[SHORT EXERCISE] Rewrite the message on hot standby recovery from "I can see what" to "a temporary filename.", putting "temporary file name" in place of "temporary filename".

[QUOTED TEXT]
## begin

Re: Hot standby, recovery infra

From: Heikki Linnakangas <heikki(dot)linnakangas(at)enterprisedb(dot)com>
To: Simon Riggs <simon(at)2ndQuadrant(dot)com>
Cc: PostgreSQL-development <pgsql-hackers(at)postgresql(dot)org>
Subject: Re: Hot standby, recovery infra
Date: 2009-02-04 17:03:49
Message-ID: 4989CA75.4030206@enterprisedb.com
Views: Raw Message | Whole Thread | Download mbox | Resend email
Thread:
Lists: pgsql-hackers

Simon Riggs wrote:
> * I think we are now renaming the recovery.conf file too early. The
> comment says "We have already restored all the WAL segments we need from
> the archive, and we trust that they are not going to go away even if we
> crash." We have, but the files overwrite each other as they arrive, so
> if the last restartpoint is not in the last restored WAL file then it
> will only exist in the archive. The recovery.conf is the only place
> where we store the information on where the archive is and how to access
> it, so by renaming it out of the way we will be unable to crash recover
> until the first checkpoint is complete. So the way this was in the
> original patch is the correct way to go, AFAICS.

I can see what you mean now. In fact we're not safe even when the last
restartpoint is in the last restored WAL file, because we always restore
segments from the archive to a temporary filename.

Yes, renaming recovery.conf at the first checkpoint avoids that problem.

## end

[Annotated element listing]
## begin

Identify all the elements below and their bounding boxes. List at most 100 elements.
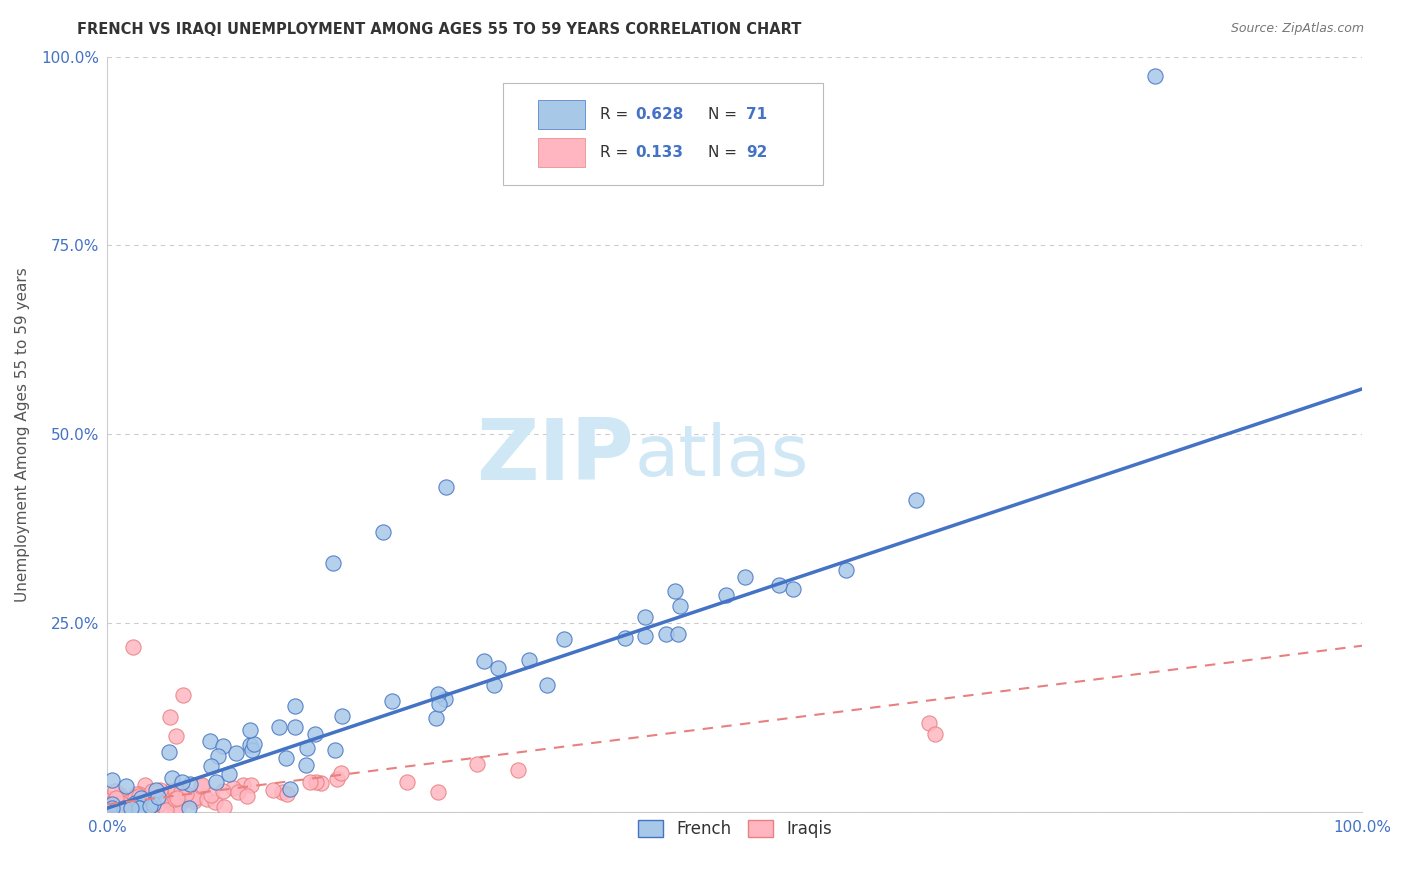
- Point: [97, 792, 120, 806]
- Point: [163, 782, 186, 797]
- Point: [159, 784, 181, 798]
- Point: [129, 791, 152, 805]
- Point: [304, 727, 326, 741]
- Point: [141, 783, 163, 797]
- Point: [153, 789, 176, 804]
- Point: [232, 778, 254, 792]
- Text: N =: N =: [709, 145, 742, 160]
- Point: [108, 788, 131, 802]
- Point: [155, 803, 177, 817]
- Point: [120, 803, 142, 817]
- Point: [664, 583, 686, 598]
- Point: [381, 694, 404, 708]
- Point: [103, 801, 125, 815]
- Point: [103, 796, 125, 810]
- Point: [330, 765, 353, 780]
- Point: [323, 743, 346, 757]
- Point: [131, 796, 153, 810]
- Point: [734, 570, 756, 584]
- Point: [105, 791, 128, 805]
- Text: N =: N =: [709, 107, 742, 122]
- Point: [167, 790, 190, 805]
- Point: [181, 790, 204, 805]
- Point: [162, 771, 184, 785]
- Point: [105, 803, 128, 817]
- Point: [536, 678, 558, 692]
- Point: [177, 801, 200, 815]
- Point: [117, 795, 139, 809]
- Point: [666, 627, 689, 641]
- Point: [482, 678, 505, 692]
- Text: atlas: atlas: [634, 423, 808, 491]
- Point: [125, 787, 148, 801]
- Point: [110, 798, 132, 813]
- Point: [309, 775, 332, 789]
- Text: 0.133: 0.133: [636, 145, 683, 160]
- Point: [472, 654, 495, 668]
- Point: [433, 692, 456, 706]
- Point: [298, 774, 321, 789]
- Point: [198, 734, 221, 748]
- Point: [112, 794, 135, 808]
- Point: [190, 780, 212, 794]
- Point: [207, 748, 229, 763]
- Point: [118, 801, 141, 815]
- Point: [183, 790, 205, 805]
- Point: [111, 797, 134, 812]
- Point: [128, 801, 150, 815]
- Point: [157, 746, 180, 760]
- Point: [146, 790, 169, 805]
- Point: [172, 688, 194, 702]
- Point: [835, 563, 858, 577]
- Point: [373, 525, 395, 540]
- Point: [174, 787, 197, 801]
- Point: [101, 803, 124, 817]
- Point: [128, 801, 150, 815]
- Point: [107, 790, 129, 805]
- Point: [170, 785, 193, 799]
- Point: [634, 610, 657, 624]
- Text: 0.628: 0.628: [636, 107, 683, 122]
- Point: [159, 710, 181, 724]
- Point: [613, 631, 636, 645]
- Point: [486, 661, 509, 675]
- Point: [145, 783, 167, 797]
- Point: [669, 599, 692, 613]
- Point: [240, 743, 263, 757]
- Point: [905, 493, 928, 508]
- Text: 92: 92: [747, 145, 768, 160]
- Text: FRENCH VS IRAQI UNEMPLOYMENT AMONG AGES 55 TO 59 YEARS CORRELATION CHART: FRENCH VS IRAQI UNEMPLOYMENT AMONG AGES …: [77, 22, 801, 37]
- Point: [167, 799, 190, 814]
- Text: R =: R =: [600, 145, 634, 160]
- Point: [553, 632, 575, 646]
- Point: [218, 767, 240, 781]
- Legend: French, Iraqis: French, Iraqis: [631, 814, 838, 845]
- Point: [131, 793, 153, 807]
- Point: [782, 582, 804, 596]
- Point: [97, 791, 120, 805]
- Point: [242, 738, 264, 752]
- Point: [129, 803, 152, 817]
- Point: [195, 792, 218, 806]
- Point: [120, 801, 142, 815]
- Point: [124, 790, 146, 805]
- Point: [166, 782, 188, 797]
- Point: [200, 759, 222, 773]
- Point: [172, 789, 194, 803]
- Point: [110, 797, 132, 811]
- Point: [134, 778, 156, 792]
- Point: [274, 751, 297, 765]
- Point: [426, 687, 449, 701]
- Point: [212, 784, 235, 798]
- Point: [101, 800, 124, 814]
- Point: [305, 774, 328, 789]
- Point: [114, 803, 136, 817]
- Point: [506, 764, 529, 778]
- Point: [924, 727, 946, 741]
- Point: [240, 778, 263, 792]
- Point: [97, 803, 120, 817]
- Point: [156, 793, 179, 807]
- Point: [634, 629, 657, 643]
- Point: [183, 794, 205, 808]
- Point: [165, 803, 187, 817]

## end

[OUTPUT FOR THIS EXERCISE]
I can see what you mean now. In fact we're not safe even when the last
restartpoint is in the last restored WAL file, because we always restore
segments from the archive to a temporary file name.